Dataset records
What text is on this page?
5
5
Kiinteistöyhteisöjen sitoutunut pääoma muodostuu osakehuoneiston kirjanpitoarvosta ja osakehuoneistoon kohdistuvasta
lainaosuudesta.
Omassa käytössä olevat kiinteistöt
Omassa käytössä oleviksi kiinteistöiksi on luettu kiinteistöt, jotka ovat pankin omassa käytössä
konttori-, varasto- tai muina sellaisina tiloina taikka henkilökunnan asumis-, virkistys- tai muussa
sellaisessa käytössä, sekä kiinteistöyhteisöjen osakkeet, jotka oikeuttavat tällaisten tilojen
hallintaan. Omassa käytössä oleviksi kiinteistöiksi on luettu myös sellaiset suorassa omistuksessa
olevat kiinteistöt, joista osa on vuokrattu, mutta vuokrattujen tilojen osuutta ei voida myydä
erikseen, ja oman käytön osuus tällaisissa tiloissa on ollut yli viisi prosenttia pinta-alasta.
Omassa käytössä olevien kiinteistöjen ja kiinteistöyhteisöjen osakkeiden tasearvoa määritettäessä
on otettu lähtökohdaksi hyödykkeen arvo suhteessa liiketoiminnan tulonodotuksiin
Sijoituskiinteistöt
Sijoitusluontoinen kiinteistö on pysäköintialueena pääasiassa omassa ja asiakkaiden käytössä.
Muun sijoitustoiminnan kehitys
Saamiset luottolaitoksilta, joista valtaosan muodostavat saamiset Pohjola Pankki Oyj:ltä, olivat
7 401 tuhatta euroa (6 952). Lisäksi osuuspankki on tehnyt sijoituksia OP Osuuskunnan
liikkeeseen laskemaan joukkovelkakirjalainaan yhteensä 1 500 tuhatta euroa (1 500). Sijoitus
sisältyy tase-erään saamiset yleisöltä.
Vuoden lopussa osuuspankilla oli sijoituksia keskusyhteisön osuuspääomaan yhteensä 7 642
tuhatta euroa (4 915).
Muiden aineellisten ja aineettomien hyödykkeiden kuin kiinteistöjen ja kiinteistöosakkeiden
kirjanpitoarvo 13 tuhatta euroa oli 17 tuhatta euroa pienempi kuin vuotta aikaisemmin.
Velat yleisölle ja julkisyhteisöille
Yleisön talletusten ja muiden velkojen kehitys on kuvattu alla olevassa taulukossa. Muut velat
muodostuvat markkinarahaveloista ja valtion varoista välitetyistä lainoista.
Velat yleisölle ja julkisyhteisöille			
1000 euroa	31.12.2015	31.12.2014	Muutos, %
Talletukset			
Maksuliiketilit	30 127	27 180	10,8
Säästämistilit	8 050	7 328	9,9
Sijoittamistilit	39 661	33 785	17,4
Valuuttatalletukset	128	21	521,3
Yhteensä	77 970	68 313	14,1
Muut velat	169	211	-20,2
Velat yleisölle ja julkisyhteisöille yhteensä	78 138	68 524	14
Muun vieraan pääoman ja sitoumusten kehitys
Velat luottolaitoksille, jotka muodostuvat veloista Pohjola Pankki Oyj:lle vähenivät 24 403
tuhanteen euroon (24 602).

### SET PROBLEM
Select every line above that contains the word "kuin", and copy it.

### THE RESPONSE
Muiden aineellisten ja aineettomien hyödykkeiden kuin kiinteistöjen ja kiinteistöosakkeiden
kirjanpitoarvo 13 tuhatta euroa oli 17 tuhatta euroa pienempi kuin vuotta aikaisemmin.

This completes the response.